### EXERCISE PROMPT
Single out each line with the word "образомъ" and copy it.

### DATA PROVIDED
====

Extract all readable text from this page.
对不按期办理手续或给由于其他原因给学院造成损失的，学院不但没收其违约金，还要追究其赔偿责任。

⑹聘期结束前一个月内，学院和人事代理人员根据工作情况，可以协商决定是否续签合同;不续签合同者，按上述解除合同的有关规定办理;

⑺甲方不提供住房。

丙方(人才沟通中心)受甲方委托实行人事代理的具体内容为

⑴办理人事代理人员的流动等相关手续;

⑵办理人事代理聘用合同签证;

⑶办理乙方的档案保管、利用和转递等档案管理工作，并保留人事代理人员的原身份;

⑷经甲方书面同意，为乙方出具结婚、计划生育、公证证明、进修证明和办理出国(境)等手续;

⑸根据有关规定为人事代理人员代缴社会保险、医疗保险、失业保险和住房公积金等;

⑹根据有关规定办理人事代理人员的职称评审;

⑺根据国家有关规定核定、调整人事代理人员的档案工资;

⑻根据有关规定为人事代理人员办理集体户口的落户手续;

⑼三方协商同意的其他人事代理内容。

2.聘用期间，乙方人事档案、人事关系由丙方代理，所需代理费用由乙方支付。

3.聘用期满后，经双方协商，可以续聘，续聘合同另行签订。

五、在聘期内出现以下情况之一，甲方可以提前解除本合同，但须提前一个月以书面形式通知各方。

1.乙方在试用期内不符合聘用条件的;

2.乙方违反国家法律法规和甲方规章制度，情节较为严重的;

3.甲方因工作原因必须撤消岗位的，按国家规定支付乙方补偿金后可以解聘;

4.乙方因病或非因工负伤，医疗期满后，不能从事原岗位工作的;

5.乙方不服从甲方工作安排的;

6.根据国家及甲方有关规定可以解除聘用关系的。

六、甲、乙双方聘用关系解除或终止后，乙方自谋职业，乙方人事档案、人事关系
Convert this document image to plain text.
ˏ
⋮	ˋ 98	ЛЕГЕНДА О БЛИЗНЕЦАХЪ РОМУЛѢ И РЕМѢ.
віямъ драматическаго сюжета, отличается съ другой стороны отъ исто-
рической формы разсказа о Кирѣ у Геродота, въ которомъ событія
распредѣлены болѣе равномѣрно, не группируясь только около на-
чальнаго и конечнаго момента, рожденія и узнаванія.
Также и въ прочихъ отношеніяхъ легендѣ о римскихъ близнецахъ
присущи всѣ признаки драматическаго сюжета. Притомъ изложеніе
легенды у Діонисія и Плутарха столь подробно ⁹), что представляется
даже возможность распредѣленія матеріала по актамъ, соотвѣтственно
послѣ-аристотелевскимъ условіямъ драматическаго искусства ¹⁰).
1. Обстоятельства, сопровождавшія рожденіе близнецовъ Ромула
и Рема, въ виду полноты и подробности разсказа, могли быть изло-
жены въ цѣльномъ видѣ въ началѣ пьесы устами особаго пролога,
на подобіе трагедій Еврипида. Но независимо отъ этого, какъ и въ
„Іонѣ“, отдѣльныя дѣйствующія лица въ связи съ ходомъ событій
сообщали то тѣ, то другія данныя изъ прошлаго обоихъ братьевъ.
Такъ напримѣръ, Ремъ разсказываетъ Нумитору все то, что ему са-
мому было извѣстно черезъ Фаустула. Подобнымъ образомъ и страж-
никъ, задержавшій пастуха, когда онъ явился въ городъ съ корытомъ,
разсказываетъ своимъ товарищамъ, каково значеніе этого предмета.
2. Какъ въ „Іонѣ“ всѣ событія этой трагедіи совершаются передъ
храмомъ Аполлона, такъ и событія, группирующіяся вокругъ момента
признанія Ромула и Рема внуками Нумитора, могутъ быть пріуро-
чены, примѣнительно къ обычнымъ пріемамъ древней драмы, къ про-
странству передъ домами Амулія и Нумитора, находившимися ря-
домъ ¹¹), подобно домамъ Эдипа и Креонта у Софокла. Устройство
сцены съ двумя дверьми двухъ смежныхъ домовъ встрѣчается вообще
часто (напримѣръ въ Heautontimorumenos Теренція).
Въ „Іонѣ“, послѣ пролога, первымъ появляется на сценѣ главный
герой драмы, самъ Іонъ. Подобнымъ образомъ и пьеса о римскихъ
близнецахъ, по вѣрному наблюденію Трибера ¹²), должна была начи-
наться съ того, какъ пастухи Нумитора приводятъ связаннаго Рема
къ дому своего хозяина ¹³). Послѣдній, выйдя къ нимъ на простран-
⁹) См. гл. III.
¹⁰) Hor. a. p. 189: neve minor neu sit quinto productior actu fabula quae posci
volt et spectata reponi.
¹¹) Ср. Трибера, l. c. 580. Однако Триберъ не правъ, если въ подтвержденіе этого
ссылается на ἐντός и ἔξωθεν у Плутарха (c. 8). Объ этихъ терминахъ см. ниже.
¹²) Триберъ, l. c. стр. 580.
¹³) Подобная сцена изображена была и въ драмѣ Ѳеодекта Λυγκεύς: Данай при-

====

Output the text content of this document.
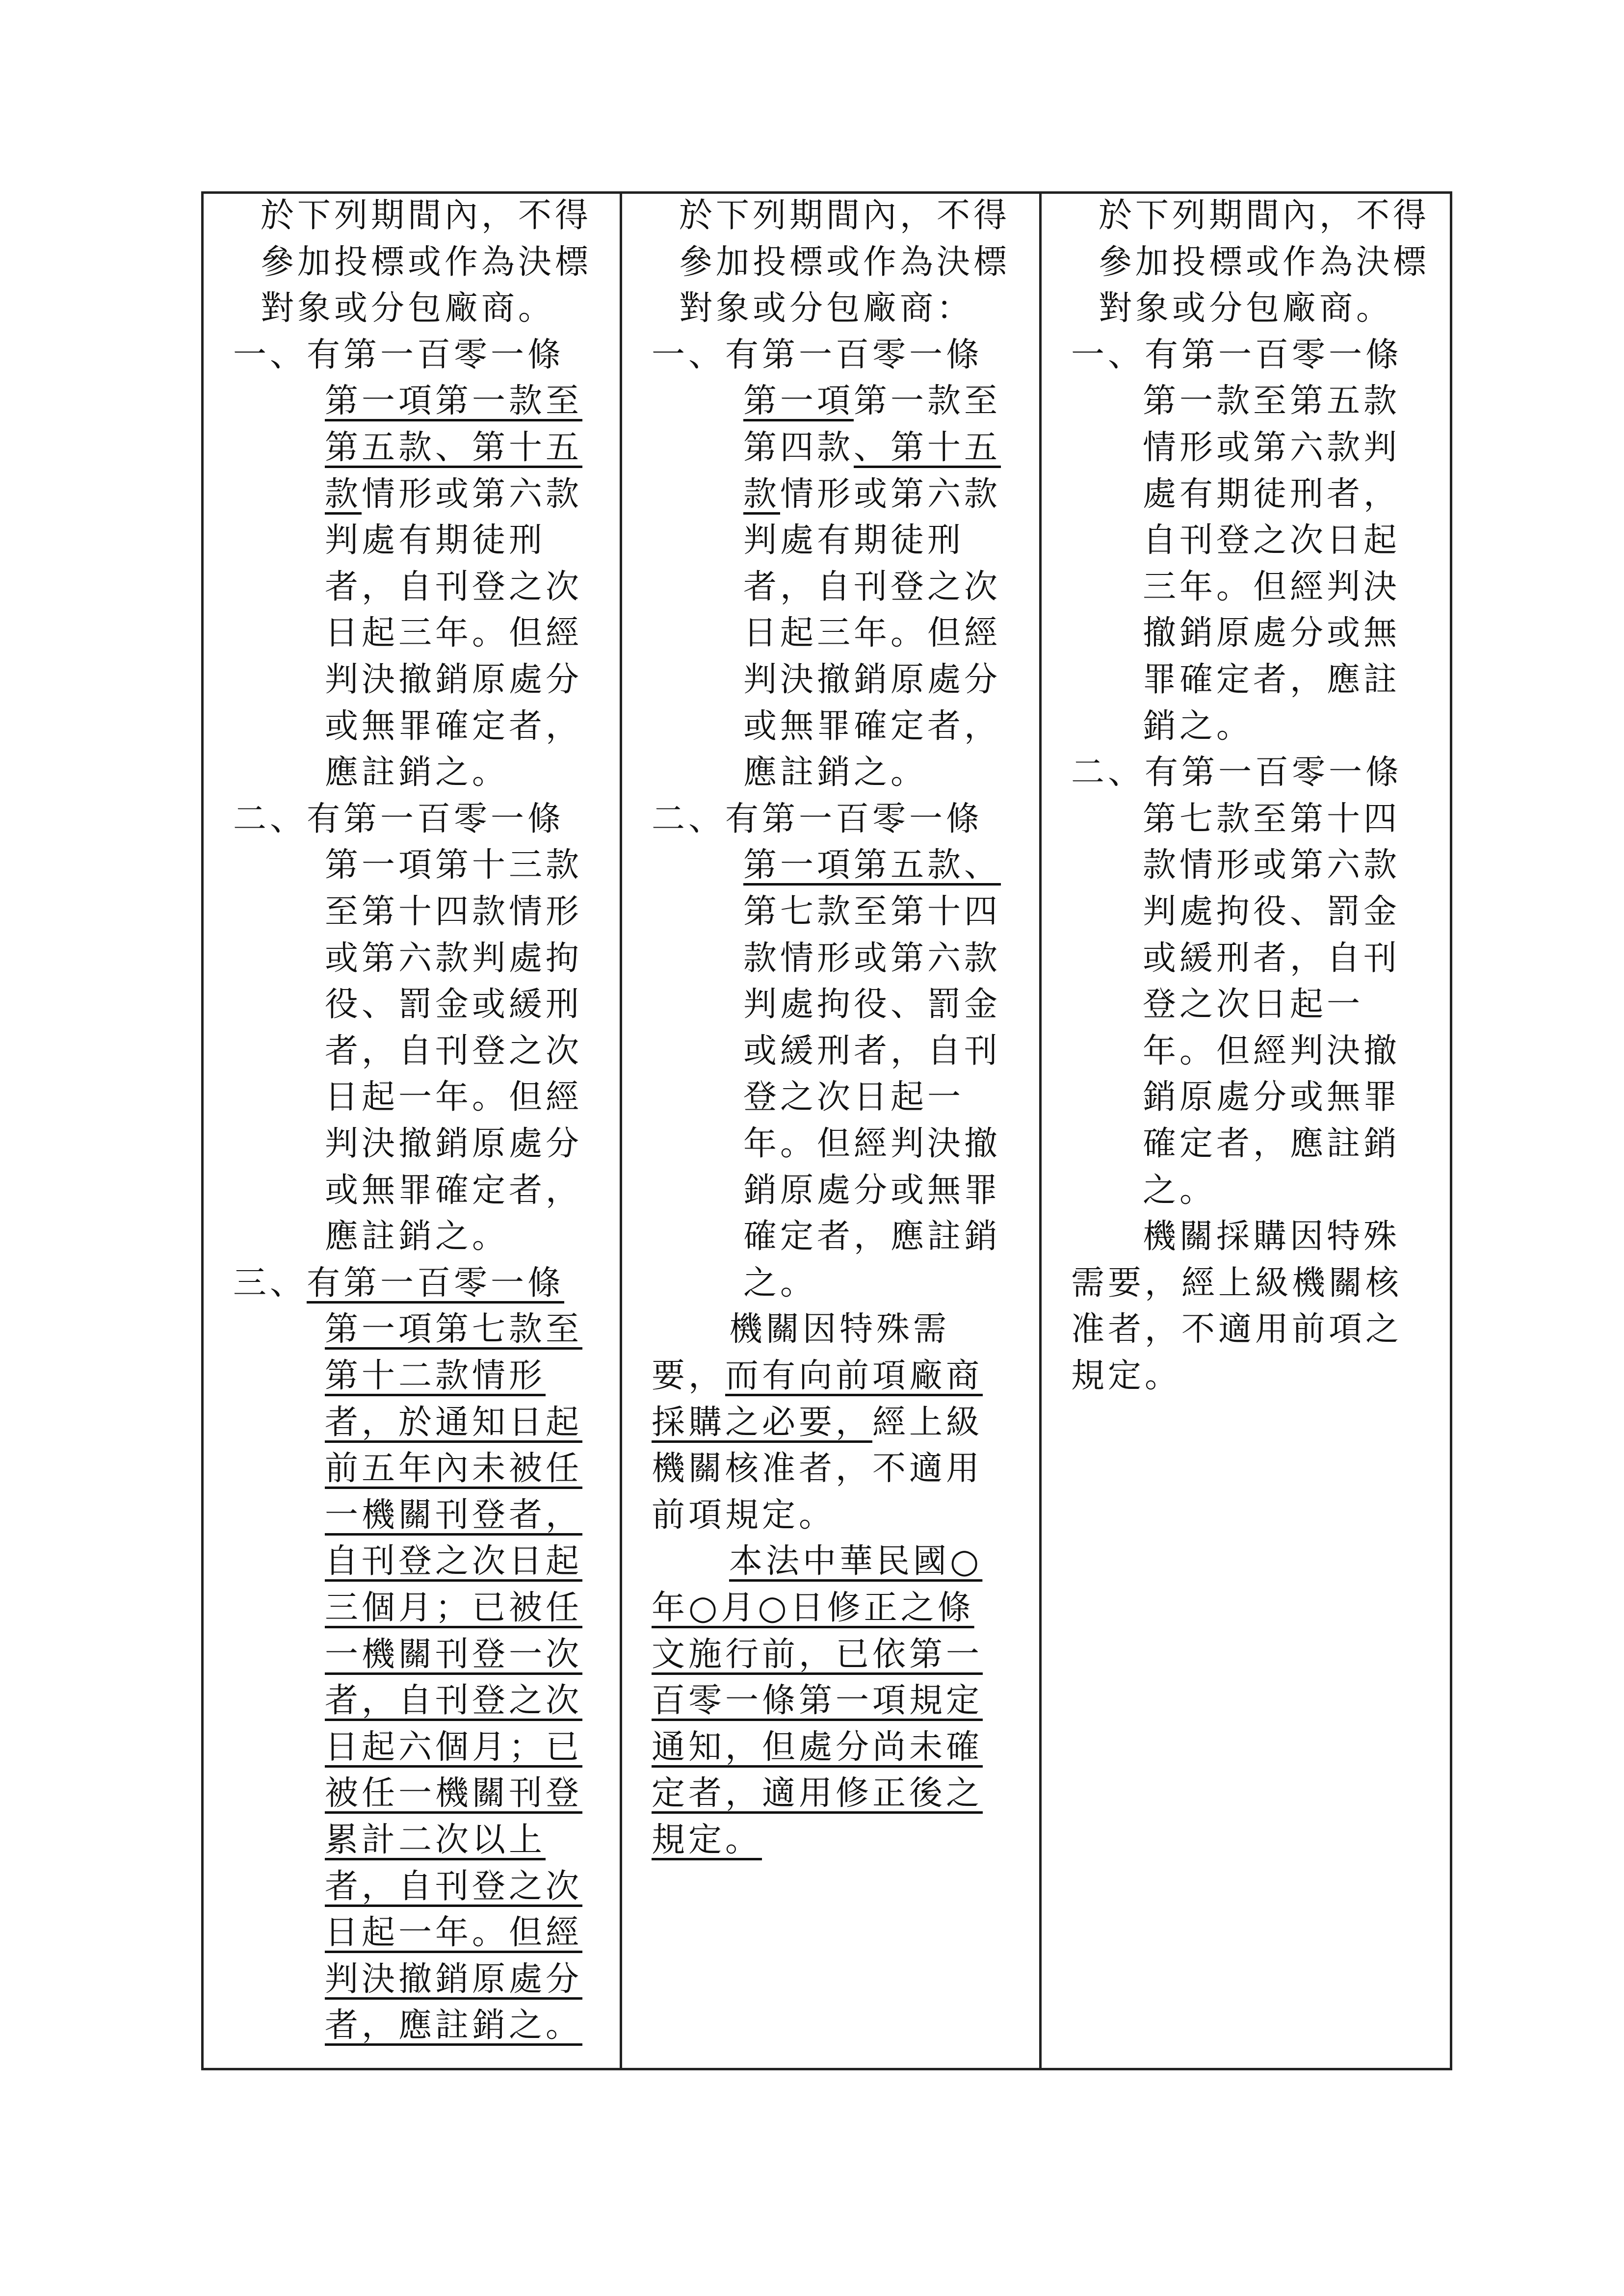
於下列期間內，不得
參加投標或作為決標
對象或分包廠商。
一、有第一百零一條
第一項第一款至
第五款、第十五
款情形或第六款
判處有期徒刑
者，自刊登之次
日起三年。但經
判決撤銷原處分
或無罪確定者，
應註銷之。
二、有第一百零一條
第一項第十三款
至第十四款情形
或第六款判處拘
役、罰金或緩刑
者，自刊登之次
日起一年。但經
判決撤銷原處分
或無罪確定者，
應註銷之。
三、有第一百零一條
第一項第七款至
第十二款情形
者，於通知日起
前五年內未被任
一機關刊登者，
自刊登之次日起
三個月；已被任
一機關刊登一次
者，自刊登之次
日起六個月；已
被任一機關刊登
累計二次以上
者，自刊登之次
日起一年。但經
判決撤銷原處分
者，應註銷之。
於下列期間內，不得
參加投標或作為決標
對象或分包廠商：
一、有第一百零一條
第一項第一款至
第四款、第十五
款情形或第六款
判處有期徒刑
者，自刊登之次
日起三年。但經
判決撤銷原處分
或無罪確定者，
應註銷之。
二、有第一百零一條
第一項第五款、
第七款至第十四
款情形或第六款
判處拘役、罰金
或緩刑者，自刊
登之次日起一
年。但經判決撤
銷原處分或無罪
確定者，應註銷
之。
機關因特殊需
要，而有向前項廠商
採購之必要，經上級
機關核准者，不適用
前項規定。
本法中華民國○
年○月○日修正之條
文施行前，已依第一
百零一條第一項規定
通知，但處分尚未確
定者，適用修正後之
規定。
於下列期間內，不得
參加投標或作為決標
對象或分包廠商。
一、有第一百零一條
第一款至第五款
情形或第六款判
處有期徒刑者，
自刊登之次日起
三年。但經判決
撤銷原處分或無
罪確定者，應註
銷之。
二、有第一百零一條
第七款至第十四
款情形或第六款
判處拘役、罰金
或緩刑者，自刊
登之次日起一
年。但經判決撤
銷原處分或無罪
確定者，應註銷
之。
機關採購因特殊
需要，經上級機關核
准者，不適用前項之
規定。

====

### WRITTEN RESPONSE
мому было извѣстно черезъ Фаустула. Подобнымъ образомъ и страж-
герой драмы, самъ Іонъ. Подобнымъ образомъ и пьеса о римскихъ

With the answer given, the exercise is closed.